start DATA TO USE
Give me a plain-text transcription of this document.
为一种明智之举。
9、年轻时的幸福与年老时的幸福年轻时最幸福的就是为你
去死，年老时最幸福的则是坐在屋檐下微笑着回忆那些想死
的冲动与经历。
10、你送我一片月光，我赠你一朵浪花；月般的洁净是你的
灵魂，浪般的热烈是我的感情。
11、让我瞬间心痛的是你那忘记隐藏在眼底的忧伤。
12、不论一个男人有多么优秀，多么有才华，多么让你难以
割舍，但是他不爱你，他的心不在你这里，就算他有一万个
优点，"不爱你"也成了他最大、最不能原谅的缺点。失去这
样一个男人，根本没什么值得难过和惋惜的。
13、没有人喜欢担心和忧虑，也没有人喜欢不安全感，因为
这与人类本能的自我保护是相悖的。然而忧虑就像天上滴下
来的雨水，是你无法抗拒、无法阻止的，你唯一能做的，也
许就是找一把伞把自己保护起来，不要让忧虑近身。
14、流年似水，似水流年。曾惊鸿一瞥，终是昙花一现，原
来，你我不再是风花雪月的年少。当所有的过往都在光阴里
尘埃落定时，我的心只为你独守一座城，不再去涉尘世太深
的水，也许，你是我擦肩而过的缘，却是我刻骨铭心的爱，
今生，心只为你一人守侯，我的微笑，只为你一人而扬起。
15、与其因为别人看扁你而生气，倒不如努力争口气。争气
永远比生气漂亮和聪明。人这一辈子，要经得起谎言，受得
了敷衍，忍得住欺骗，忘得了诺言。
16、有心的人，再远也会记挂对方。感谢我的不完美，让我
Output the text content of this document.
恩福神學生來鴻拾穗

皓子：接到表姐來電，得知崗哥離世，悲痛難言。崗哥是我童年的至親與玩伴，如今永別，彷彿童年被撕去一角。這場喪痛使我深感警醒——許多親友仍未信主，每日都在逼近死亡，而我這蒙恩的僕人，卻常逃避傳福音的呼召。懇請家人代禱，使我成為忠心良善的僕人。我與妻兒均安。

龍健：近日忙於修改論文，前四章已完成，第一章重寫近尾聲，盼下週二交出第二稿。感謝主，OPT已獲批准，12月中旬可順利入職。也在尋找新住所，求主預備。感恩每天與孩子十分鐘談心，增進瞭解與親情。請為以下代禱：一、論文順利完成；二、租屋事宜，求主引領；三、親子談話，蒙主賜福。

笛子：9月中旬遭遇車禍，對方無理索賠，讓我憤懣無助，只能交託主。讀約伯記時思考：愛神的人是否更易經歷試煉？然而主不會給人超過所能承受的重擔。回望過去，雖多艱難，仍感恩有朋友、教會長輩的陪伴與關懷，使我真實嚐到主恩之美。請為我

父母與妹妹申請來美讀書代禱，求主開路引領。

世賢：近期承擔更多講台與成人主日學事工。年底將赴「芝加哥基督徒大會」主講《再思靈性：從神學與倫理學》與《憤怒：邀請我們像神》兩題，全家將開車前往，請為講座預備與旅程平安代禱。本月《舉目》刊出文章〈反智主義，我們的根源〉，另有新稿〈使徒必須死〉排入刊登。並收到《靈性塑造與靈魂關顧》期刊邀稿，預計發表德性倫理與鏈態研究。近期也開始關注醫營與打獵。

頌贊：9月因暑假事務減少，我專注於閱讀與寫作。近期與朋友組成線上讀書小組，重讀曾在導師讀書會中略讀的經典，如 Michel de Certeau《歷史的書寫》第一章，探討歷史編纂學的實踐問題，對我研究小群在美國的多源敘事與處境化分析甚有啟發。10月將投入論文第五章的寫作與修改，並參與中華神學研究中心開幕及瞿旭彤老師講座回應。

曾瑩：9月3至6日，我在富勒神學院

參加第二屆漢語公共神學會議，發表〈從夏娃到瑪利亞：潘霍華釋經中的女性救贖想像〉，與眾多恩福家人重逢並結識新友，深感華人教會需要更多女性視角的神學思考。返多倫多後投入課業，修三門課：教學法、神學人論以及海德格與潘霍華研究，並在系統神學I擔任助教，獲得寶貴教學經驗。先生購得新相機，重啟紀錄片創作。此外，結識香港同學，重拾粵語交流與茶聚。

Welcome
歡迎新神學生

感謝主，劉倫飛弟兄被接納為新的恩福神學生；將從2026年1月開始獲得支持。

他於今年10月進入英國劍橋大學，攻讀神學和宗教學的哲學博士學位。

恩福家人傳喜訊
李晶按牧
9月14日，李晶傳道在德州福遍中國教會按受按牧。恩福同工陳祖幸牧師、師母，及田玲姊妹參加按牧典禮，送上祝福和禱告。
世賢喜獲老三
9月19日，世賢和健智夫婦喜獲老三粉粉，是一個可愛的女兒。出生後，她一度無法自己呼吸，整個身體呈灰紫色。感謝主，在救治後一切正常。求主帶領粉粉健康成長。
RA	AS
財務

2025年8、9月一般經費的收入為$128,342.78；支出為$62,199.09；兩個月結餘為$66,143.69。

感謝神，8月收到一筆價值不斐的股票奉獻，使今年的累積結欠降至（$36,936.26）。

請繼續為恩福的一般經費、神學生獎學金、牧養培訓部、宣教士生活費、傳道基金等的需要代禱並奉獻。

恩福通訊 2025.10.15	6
end DATA TO USE
## TASK GOAL
Identify all lines in the records above with the word "this".

## ANSWER FOR THE TASK
Give me a plain-text transcription of this document.
Output the text content of this document.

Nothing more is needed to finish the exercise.